---- Provided records
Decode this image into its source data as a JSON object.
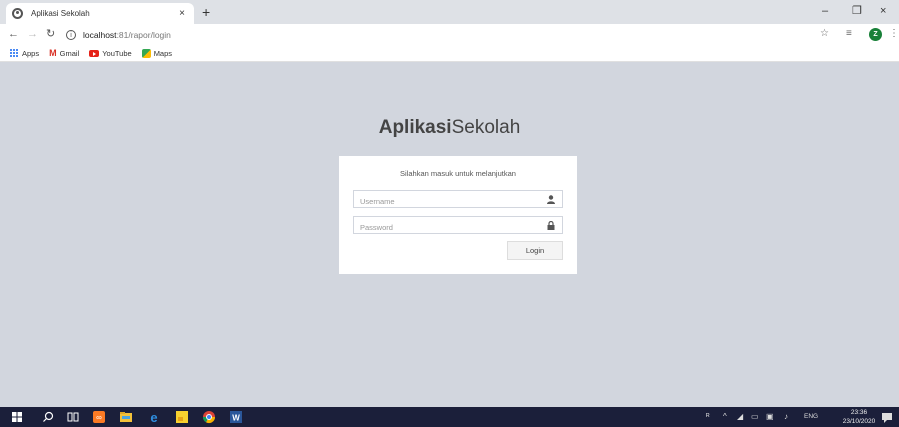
{
  "browser": {
    "tab_title": "Aplikasi Sekolah",
    "tab_close": "×",
    "new_tab": "+",
    "url_host": "localhost",
    "url_path": ":81/rapor/login",
    "profile_initial": "Z",
    "window_controls": {
      "minimize": "–",
      "restore": "❐",
      "close": "×"
    },
    "bookmarks": [
      {
        "label": "Apps",
        "icon": "apps-grid-icon"
      },
      {
        "label": "Gmail",
        "icon": "gmail-icon"
      },
      {
        "label": "YouTube",
        "icon": "youtube-icon"
      },
      {
        "label": "Maps",
        "icon": "maps-icon"
      }
    ]
  },
  "page": {
    "brand_bold": "Aplikasi",
    "brand_light": "Sekolah",
    "login_message": "Silahkan masuk untuk melanjutkan",
    "username_placeholder": "Username",
    "password_placeholder": "Password",
    "login_button": "Login"
  },
  "taskbar": {
    "language": "ENG",
    "time": "23:36",
    "date": "23/10/2020"
  },
  "colors": {
    "page_background": "#d2d6de",
    "taskbar": "#1b1f3a",
    "brand_text": "#444444"
  }
}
--------
● Written exercise
Give back every line exactly as it stands, pictures excluded.

● Answer below
Decode this image into its source data as a JSON object.
{
  "browser": {
    "tab_title": "Aplikasi Sekolah",
    "tab_close": "×",
    "new_tab": "+",
    "url_host": "localhost",
    "url_path": ":81/rapor/login",
    "profile_initial": "Z",
    "window_controls": {
      "minimize": "–",
      "restore": "❐",
      "close": "×"
    },
    "bookmarks": [
      {
        "label": "Apps",
        "icon": "apps-grid-icon"
      },
      {
        "label": "Gmail",
        "icon": "gmail-icon"
      },
      {
        "label": "YouTube",
        "icon": "youtube-icon"
      },
      {
        "label": "Maps",
        "icon": "maps-icon"
      }
    ]
  },
  "page": {
    "brand_bold": "Aplikasi",
    "brand_light": "Sekolah",
    "login_message": "Silahkan masuk untuk melanjutkan",
    "username_placeholder": "Username",
    "password_placeholder": "Password",
    "login_button": "Login"
  },
  "taskbar": {
    "language": "ENG",
    "time": "23:36",
    "date": "23/10/2020"
  },
  "colors": {
    "page_background": "#d2d6de",
    "taskbar": "#1b1f3a",
    "brand_text": "#444444"
  }
}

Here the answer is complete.